## Source document
-----
AWS wants more of your developer workflows and has taken its new “CodeCatalyst” service to general availability (GA) in a bid to capture them – via a unified home for planning projects, collaborating on code and building, testing, and deploying applications with continuous integration/continuous delivery (CI/CD) tools.
AWS first floated CodeCatalyst at re:Invent 2022 as a public preview. It aims to provide a one stop shop for DevOps teams and other project stakeholders who might be struggling with complex and slow delivery and collaboration processes, including across multiple application environments. Users can connect multiple AWS accounts to it to manage access across different environments such as dev, test, staging, and production.
(The Azure equivalent would be Azure DevOps “ADO” which has secured a warm reputation among end-users for a clean interface and extensive collaborative software development tools and which users can also choose to host on-premises; Amazon’s extensive if sometimes disjointed capabilities have not previously had the kind of unified home that CodeCatalyst aims to provide. CodeCatalyst also only runs out of US West which may be a deal breaker for some European customers, but can deploy workloads to any public AWS region worldwide.)
AWS CodeCatalyst: $4/month, DevSecOps tools, but limitations
As of April 20 CodeCatalyst is GA, with a shiny website (the first, to our knowledge, to get a .aws top level domain), a limited free tier or a standard tier with greater instance choice and capabilities for $4/user/month.
It can (but doesn’t have to be) linked to GitHub repositories in workflows, where events in the linked repo start workflows that might build, test, or deploy code, depending on the workflow configuration and it allows online-editing of source code within the dev environment and also provides “blueprints” for new projects.
See also: 100+ new AWS services and features in 30 words each
CodeCatalyst organises projects into “Spaces”. A space represents your company, department, or group; and contains projects, members, and the associated cloud resources you create in CodeCatalyst. It allows users to manage their work using a Trello-style Kanban style board across which users can drag and drop changes.
The platform also offers software composition analysis (SCA) plugins (i.e. to check custom-built software applications to detect embedded open-source software and analyse whether they are up-to-date, contain security flaws, or have licensing requirements. (One walkthrough by AWS proposes using the open-source OWASP Dependency-Check tool to scan for vulnerable dependencies in an application – which it does by determining if there is a Common Platform Enumeration identifier for a given dependency. If found, it will generate a report linking to the associated CVE entry and integrate a mend into the CI/CD workflow.)
BuilderIDs only?
-----
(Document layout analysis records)
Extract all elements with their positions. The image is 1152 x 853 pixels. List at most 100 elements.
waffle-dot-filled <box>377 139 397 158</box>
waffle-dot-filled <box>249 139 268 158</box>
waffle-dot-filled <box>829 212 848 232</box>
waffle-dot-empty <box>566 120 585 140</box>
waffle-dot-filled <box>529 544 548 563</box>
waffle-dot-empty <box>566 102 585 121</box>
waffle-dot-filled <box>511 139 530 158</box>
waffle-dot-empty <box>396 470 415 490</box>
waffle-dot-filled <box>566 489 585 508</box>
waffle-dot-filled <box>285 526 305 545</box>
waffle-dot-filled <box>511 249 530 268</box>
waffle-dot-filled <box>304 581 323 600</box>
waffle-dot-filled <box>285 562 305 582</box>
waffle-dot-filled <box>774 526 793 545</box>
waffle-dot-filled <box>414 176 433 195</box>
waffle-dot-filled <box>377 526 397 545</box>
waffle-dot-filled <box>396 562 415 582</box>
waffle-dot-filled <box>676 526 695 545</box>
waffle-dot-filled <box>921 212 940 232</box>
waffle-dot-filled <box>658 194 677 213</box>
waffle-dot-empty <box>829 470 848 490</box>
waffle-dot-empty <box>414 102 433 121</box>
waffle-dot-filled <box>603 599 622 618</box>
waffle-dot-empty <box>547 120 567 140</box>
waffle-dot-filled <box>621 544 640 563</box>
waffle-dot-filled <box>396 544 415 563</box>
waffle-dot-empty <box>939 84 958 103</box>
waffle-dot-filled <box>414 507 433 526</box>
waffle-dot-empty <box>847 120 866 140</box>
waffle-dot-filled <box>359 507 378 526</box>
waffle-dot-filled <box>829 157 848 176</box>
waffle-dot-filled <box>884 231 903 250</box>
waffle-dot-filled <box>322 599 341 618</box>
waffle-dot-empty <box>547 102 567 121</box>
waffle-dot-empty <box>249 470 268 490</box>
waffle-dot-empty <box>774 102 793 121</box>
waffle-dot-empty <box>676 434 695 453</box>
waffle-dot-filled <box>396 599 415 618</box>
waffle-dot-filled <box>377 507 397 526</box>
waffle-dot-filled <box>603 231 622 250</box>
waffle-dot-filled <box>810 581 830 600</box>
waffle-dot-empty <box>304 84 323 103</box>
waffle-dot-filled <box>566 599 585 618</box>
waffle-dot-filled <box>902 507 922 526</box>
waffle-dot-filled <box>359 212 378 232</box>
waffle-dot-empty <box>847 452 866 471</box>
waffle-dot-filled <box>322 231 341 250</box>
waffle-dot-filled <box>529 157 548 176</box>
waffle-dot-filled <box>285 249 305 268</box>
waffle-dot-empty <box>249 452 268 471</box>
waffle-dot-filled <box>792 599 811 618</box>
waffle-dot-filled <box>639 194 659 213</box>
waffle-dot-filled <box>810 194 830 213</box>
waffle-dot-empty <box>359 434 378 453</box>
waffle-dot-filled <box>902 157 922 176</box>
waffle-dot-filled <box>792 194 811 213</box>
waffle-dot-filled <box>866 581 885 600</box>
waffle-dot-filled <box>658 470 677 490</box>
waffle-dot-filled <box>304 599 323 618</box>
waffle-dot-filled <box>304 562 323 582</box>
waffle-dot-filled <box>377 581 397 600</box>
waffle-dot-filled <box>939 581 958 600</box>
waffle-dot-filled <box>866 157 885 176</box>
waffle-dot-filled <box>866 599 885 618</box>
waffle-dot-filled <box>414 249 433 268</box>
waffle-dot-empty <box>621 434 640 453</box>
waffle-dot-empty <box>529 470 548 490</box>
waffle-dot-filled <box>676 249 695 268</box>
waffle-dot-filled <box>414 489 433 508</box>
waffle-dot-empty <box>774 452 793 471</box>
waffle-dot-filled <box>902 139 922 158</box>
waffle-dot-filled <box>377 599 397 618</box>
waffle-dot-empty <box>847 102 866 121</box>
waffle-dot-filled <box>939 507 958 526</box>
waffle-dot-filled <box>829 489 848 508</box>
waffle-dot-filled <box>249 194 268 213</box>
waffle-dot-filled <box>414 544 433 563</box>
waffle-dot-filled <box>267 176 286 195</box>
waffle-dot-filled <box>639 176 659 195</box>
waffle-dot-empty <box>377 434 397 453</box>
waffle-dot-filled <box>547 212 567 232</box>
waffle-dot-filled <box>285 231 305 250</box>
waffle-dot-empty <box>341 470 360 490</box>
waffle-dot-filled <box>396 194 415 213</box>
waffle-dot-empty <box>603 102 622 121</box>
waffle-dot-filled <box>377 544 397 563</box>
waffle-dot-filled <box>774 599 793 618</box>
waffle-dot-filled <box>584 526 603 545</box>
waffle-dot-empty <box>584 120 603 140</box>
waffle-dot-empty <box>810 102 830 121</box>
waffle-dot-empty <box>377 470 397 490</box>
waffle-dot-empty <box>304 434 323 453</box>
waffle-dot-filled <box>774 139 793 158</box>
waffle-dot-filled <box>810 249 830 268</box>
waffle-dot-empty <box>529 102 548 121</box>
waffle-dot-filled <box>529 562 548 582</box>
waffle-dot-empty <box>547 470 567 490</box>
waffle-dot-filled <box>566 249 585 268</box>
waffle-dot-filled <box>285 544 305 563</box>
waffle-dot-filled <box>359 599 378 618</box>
-----
## Work task 1
Quote the CodeCatalyst article from "See also: 100+" to "and drop changes.".
## Work task 2
Using the CodeCatalyst article, answer the following:
(a) At what event did AWS first present CodeCatalyst as a public preview?
(b) How much does the standard tier cost per user each month?
(c) What does CodeCatalyst organize projects into?

## Solution 1
See also: 100+ new AWS services and features in 30 words each
CodeCatalyst organises projects into “Spaces”. A space represents your company, department, or group; and contains projects, members, and the associated cloud resources you create in CodeCatalyst. It allows users to manage their work using a Trello-style Kanban style board across which users can drag and drop changes.

## Solution 2
(a) re:Invent 2022
(b) $4
(c) "Spaces"